Written request:
Copy the lines of the stored dataset items verbatim, starting at the line that contains "assignee-avatar [979,400,1003,425]" and ending after the line that contains "sidebar-item-portal[interactable]: Portal [0,878,220,925]".

Stored dataset items:
++++++++

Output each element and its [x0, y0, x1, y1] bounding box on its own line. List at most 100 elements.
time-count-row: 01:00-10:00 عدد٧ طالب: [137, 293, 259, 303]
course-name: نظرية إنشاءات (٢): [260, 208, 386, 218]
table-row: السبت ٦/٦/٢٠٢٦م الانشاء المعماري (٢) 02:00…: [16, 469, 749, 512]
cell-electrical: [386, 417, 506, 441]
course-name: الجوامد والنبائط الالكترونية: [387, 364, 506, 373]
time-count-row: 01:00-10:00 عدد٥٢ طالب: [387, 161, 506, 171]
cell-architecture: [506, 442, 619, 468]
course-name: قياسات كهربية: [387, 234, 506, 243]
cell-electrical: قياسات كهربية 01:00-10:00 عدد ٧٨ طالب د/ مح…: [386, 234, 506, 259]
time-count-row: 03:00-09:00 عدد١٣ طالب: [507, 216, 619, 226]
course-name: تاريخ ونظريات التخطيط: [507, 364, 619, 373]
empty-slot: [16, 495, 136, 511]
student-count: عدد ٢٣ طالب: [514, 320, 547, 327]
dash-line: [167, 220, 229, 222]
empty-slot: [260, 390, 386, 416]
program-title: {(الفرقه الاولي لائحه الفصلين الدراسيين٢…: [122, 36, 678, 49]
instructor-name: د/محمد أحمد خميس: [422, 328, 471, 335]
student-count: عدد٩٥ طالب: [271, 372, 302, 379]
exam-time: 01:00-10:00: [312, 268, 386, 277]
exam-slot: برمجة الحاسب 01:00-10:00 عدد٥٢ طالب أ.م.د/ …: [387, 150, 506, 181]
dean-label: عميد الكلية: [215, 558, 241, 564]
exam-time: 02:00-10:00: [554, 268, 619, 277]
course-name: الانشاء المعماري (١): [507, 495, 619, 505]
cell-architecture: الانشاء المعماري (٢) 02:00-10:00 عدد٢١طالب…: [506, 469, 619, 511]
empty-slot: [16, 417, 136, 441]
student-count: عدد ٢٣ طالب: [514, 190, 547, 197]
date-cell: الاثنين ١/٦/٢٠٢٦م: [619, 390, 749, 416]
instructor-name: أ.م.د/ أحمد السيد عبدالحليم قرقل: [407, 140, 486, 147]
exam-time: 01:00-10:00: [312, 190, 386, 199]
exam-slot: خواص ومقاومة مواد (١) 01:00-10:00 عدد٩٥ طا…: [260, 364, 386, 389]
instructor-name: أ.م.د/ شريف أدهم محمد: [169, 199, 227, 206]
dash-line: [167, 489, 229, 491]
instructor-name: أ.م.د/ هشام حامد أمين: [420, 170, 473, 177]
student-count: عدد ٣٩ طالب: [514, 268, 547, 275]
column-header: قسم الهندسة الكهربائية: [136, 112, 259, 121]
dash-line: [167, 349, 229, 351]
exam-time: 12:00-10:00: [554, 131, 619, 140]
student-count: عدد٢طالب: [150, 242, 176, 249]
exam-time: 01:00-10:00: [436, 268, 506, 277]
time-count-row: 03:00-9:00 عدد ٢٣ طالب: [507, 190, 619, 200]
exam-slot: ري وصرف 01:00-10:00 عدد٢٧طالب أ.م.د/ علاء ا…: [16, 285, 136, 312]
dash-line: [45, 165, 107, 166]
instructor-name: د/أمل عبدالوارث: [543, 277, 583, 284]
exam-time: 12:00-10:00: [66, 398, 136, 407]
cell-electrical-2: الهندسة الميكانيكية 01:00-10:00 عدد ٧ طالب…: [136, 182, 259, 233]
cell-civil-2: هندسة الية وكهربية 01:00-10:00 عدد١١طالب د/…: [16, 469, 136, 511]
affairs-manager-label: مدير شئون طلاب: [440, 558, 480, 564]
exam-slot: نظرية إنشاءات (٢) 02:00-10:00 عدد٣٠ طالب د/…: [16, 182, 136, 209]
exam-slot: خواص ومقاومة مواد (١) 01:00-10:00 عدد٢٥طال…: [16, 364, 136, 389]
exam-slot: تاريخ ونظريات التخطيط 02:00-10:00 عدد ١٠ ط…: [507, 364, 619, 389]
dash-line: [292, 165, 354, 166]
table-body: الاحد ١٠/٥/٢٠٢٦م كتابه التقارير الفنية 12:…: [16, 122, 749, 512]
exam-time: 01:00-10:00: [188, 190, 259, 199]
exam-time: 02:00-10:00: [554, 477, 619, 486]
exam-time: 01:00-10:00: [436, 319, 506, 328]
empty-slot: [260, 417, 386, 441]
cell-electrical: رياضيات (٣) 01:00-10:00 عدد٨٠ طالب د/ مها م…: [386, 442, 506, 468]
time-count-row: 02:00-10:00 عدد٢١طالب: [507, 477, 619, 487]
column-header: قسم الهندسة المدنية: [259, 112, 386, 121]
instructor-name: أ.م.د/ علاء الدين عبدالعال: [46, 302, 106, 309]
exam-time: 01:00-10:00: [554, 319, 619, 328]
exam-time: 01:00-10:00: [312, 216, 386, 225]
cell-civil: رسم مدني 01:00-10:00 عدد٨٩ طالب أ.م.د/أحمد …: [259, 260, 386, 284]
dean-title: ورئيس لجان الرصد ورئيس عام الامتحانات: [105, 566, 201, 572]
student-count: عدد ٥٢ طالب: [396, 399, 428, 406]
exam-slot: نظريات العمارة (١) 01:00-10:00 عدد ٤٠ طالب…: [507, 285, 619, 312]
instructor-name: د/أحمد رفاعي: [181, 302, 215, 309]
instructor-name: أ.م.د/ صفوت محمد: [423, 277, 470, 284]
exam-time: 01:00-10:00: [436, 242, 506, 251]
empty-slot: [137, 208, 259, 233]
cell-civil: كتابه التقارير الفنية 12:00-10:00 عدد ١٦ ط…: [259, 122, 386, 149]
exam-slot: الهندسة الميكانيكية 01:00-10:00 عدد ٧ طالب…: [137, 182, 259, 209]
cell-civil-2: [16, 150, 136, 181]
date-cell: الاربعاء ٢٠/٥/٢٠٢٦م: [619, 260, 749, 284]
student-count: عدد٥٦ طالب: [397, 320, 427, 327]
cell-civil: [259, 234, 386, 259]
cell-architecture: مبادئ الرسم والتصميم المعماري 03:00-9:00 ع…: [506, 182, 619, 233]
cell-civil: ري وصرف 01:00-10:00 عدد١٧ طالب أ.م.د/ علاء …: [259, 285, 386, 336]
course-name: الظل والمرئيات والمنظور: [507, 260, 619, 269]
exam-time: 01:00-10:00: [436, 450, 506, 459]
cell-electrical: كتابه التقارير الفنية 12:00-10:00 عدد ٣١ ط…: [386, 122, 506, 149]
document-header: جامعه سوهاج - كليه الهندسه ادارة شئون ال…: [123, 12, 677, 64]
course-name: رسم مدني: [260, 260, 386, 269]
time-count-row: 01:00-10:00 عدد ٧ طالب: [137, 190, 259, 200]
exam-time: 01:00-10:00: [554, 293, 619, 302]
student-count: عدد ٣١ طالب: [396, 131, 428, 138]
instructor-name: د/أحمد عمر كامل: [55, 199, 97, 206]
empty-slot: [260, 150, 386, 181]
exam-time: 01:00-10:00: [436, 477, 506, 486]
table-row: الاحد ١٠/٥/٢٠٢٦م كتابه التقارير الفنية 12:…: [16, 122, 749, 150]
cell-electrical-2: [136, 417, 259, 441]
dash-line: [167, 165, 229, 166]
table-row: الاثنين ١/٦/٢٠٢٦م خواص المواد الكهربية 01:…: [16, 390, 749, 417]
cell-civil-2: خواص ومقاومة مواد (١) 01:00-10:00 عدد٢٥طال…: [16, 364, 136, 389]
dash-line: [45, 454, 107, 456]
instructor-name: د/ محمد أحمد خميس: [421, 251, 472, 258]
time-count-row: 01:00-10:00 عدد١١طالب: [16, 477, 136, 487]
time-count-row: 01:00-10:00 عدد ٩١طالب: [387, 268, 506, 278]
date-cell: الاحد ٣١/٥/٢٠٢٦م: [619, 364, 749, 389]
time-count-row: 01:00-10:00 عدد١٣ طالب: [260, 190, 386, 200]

++++++++

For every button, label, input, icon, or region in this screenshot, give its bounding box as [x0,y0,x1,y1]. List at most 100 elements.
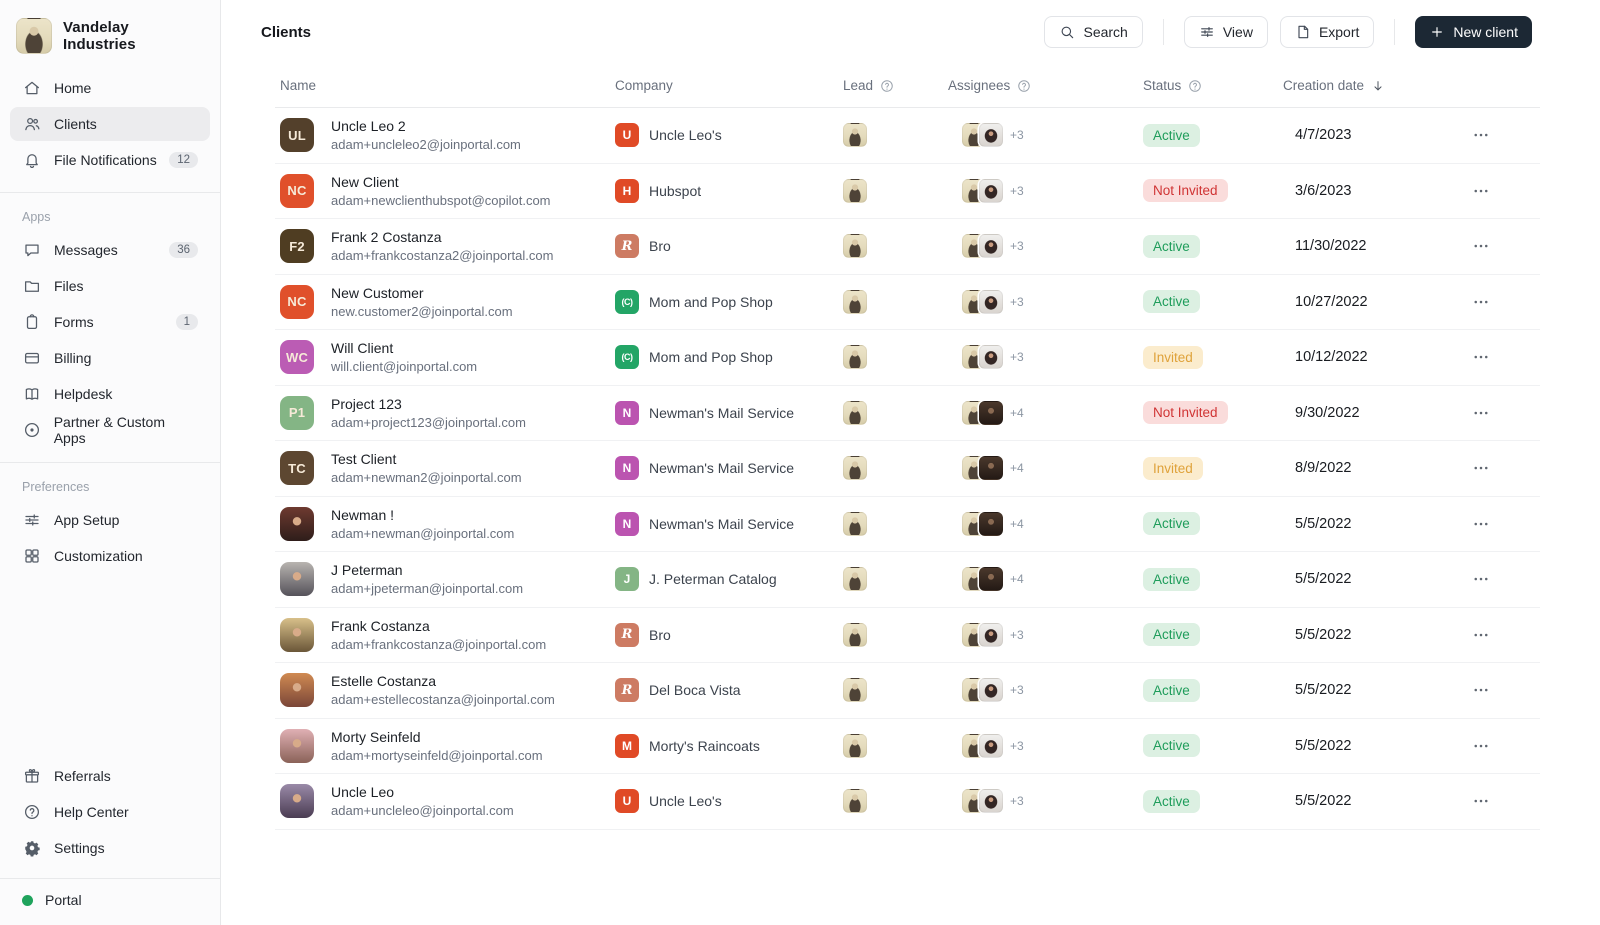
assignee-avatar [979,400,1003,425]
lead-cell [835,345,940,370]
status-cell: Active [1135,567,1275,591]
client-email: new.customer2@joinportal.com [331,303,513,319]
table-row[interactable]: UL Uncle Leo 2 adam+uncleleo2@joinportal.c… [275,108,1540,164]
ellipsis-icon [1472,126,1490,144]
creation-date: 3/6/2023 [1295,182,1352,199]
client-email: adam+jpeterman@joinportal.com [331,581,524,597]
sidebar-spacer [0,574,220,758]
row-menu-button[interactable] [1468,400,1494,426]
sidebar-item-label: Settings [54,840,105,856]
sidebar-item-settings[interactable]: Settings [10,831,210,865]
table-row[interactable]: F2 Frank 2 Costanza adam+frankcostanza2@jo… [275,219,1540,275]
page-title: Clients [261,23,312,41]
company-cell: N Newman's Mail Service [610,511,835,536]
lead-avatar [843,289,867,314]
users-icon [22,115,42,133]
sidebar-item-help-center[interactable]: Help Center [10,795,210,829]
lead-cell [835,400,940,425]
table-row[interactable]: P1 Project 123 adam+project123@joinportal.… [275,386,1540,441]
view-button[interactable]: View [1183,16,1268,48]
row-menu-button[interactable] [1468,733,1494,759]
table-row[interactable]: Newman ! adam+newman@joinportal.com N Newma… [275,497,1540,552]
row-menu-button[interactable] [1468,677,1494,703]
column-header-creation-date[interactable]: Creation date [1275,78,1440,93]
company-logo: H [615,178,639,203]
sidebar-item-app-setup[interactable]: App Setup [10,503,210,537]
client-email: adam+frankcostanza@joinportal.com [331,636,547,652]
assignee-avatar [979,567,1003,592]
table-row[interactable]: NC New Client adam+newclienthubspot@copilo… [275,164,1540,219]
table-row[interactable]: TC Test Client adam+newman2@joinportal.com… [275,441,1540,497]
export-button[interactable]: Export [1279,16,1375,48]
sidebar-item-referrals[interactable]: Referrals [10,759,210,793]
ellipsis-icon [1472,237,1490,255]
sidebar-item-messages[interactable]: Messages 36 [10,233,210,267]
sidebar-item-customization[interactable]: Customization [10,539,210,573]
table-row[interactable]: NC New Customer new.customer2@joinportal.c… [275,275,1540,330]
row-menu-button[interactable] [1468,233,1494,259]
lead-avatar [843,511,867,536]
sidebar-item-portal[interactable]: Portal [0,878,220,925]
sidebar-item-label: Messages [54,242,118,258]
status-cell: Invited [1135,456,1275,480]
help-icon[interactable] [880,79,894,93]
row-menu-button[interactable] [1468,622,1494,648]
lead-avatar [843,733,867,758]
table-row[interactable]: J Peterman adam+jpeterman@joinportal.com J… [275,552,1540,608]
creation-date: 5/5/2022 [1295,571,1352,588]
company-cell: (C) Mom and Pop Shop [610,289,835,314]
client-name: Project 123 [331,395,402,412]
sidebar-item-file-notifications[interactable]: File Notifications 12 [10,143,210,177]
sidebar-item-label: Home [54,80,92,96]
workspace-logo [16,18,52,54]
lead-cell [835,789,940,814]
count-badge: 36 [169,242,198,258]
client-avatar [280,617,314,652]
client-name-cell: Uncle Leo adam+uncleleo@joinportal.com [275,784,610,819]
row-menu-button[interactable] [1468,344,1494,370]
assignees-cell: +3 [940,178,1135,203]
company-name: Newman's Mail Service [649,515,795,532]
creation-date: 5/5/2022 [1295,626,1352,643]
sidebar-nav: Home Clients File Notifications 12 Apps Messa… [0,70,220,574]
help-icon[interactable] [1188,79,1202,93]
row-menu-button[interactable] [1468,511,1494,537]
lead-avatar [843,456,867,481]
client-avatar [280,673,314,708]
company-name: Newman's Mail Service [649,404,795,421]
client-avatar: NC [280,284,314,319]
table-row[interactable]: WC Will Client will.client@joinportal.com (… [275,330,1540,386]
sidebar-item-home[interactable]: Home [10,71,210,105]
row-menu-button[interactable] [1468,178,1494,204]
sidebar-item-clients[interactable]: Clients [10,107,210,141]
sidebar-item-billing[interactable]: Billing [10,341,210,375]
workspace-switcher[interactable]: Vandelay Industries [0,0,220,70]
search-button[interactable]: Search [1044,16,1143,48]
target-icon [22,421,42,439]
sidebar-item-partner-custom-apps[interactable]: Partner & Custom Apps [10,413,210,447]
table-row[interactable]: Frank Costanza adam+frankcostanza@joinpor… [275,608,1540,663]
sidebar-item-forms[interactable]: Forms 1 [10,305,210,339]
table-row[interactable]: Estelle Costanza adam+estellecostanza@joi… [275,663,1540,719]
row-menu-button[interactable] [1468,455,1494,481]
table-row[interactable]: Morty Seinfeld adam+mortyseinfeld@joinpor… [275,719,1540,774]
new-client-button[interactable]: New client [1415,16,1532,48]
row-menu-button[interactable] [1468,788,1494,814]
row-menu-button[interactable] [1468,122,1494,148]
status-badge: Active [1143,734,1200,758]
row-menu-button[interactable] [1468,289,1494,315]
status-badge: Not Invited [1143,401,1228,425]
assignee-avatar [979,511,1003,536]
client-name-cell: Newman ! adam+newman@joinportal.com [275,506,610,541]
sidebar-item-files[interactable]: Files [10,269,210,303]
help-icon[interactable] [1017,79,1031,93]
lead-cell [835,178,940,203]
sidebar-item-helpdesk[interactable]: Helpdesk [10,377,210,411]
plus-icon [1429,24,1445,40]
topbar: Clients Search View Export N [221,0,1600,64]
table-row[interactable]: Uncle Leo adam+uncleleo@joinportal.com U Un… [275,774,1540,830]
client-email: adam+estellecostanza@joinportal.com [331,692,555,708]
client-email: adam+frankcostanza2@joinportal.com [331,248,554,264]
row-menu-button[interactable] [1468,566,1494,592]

++++++++

Output of the task:
assignee-avatar [979,400,1003,425]
lead-cell [835,345,940,370]
status-cell: Active [1135,567,1275,591]
client-email: new.customer2@joinportal.com [331,303,513,319]
table-row[interactable]: UL Uncle Leo 2 adam+uncleleo2@joinportal.c… [275,108,1540,164]
ellipsis-icon [1472,126,1490,144]
creation-date: 3/6/2023 [1295,182,1352,199]
client-email: adam+jpeterman@joinportal.com [331,581,524,597]
sidebar-spacer [0,574,220,758]
row-menu-button[interactable] [1468,400,1494,426]
sidebar-item-label: Settings [54,840,105,856]
sidebar-item-settings[interactable]: Settings [10,831,210,865]
table-row[interactable]: F2 Frank 2 Costanza adam+frankcostanza2@jo… [275,219,1540,275]
page-title: Clients [261,23,312,41]
company-cell: N Newman's Mail Service [610,511,835,536]
lead-avatar [843,289,867,314]
users-icon [22,115,42,133]
sidebar-item-help-center[interactable]: Help Center [10,795,210,829]
lead-cell [835,400,940,425]
table-row[interactable]: P1 Project 123 adam+project123@joinportal.… [275,386,1540,441]
view-button[interactable]: View [1183,16,1268,48]
row-menu-button[interactable] [1468,733,1494,759]
table-row[interactable]: Newman ! adam+newman@joinportal.com N Newma… [275,497,1540,552]
row-menu-button[interactable] [1468,677,1494,703]
column-header-creation-date[interactable]: Creation date [1275,78,1440,93]
company-logo: H [615,178,639,203]
sidebar-item-app-setup[interactable]: App Setup [10,503,210,537]
client-email: adam+frankcostanza@joinportal.com [331,636,547,652]
assignee-avatar [979,567,1003,592]
table-row[interactable]: NC New Client adam+newclienthubspot@copilo… [275,164,1540,219]
table-row[interactable]: TC Test Client adam+newman2@joinportal.com… [275,441,1540,497]
export-button[interactable]: Export [1279,16,1375,48]
sidebar-item-referrals[interactable]: Referrals [10,759,210,793]
ellipsis-icon [1472,237,1490,255]
sidebar-item-messages[interactable]: Messages 36 [10,233,210,267]
sidebar-item-customization[interactable]: Customization [10,539,210,573]
table-row[interactable]: NC New Customer new.customer2@joinportal.c… [275,275,1540,330]
row-menu-button[interactable] [1468,233,1494,259]
lead-avatar [843,511,867,536]
sidebar-item-portal[interactable]: Portal [0,878,220,925]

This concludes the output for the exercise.